● DATA PROVIDED:

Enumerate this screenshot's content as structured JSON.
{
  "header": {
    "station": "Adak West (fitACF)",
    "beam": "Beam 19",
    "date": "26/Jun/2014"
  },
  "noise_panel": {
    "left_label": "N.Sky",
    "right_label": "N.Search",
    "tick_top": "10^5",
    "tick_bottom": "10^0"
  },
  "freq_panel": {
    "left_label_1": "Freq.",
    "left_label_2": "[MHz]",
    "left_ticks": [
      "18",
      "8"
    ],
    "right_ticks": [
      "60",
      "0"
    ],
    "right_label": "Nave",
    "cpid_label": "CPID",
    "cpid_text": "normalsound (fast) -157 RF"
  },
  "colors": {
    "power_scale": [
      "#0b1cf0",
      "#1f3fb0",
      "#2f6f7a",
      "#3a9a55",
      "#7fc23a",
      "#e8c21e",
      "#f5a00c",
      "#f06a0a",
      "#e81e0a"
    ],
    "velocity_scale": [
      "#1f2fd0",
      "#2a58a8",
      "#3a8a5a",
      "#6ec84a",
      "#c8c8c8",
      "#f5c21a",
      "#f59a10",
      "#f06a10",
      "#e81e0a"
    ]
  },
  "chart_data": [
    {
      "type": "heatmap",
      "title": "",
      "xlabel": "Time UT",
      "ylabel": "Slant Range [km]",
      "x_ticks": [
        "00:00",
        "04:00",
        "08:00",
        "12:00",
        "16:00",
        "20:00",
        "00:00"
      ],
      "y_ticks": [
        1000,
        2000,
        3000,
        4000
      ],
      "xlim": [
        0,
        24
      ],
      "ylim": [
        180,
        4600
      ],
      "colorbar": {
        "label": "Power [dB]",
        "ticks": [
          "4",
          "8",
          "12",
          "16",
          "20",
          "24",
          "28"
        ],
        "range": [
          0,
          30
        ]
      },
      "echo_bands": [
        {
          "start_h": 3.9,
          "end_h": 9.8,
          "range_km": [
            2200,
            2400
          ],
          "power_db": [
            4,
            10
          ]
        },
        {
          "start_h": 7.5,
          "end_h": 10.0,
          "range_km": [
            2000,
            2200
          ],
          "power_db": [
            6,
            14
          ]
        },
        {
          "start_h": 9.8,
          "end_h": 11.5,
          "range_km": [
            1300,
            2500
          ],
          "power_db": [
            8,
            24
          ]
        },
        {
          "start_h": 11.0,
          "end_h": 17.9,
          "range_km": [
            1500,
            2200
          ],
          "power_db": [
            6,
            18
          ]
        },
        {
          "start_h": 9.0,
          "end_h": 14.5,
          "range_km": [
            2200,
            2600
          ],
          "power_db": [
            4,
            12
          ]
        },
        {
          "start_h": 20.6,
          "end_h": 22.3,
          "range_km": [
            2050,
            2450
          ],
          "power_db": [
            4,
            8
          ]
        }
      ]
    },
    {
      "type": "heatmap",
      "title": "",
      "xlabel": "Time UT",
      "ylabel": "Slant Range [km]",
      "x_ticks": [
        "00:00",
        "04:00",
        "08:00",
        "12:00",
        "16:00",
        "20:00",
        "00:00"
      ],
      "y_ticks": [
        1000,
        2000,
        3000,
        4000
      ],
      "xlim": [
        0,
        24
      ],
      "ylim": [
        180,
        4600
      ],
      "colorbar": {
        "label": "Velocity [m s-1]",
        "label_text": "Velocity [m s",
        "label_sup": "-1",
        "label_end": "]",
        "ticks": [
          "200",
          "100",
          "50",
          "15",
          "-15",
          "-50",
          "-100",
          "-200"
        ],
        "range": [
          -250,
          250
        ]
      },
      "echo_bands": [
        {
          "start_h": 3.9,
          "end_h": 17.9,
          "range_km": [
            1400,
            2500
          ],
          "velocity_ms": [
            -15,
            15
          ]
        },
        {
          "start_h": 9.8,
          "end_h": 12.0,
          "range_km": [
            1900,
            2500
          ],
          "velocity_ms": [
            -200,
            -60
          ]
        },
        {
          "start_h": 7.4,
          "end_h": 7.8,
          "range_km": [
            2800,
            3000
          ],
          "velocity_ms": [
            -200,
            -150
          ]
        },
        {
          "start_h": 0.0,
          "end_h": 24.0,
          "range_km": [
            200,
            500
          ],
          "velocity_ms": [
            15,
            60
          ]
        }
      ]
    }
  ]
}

● YOUR TASK: Reproduce each entry from the records above, character for character.

● WRITTEN REPLY:
Enumerate this screenshot's content as structured JSON.
{
  "header": {
    "station": "Adak West (fitACF)",
    "beam": "Beam 19",
    "date": "26/Jun/2014"
  },
  "noise_panel": {
    "left_label": "N.Sky",
    "right_label": "N.Search",
    "tick_top": "10^5",
    "tick_bottom": "10^0"
  },
  "freq_panel": {
    "left_label_1": "Freq.",
    "left_label_2": "[MHz]",
    "left_ticks": [
      "18",
      "8"
    ],
    "right_ticks": [
      "60",
      "0"
    ],
    "right_label": "Nave",
    "cpid_label": "CPID",
    "cpid_text": "normalsound (fast) -157 RF"
  },
  "colors": {
    "power_scale": [
      "#0b1cf0",
      "#1f3fb0",
      "#2f6f7a",
      "#3a9a55",
      "#7fc23a",
      "#e8c21e",
      "#f5a00c",
      "#f06a0a",
      "#e81e0a"
    ],
    "velocity_scale": [
      "#1f2fd0",
      "#2a58a8",
      "#3a8a5a",
      "#6ec84a",
      "#c8c8c8",
      "#f5c21a",
      "#f59a10",
      "#f06a10",
      "#e81e0a"
    ]
  },
  "chart_data": [
    {
      "type": "heatmap",
      "title": "",
      "xlabel": "Time UT",
      "ylabel": "Slant Range [km]",
      "x_ticks": [
        "00:00",
        "04:00",
        "08:00",
        "12:00",
        "16:00",
        "20:00",
        "00:00"
      ],
      "y_ticks": [
        1000,
        2000,
        3000,
        4000
      ],
      "xlim": [
        0,
        24
      ],
      "ylim": [
        180,
        4600
      ],
      "colorbar": {
        "label": "Power [dB]",
        "ticks": [
          "4",
          "8",
          "12",
          "16",
          "20",
          "24",
          "28"
        ],
        "range": [
          0,
          30
        ]
      },
      "echo_bands": [
        {
          "start_h": 3.9,
          "end_h": 9.8,
          "range_km": [
            2200,
            2400
          ],
          "power_db": [
            4,
            10
          ]
        },
        {
          "start_h": 7.5,
          "end_h": 10.0,
          "range_km": [
            2000,
            2200
          ],
          "power_db": [
            6,
            14
          ]
        },
        {
          "start_h": 9.8,
          "end_h": 11.5,
          "range_km": [
            1300,
            2500
          ],
          "power_db": [
            8,
            24
          ]
        },
        {
          "start_h": 11.0,
          "end_h": 17.9,
          "range_km": [
            1500,
            2200
          ],
          "power_db": [
            6,
            18
          ]
        },
        {
          "start_h": 9.0,
          "end_h": 14.5,
          "range_km": [
            2200,
            2600
          ],
          "power_db": [
            4,
            12
          ]
        },
        {
          "start_h": 20.6,
          "end_h": 22.3,
          "range_km": [
            2050,
            2450
          ],
          "power_db": [
            4,
            8
          ]
        }
      ]
    },
    {
      "type": "heatmap",
      "title": "",
      "xlabel": "Time UT",
      "ylabel": "Slant Range [km]",
      "x_ticks": [
        "00:00",
        "04:00",
        "08:00",
        "12:00",
        "16:00",
        "20:00",
        "00:00"
      ],
      "y_ticks": [
        1000,
        2000,
        3000,
        4000
      ],
      "xlim": [
        0,
        24
      ],
      "ylim": [
        180,
        4600
      ],
      "colorbar": {
        "label": "Velocity [m s-1]",
        "label_text": "Velocity [m s",
        "label_sup": "-1",
        "label_end": "]",
        "ticks": [
          "200",
          "100",
          "50",
          "15",
          "-15",
          "-50",
          "-100",
          "-200"
        ],
        "range": [
          -250,
          250
        ]
      },
      "echo_bands": [
        {
          "start_h": 3.9,
          "end_h": 17.9,
          "range_km": [
            1400,
            2500
          ],
          "velocity_ms": [
            -15,
            15
          ]
        },
        {
          "start_h": 9.8,
          "end_h": 12.0,
          "range_km": [
            1900,
            2500
          ],
          "velocity_ms": [
            -200,
            -60
          ]
        },
        {
          "start_h": 7.4,
          "end_h": 7.8,
          "range_km": [
            2800,
            3000
          ],
          "velocity_ms": [
            -200,
            -150
          ]
        },
        {
          "start_h": 0.0,
          "end_h": 24.0,
          "range_km": [
            200,
            500
          ],
          "velocity_ms": [
            15,
            60
          ]
        }
      ]
    }
  ]
}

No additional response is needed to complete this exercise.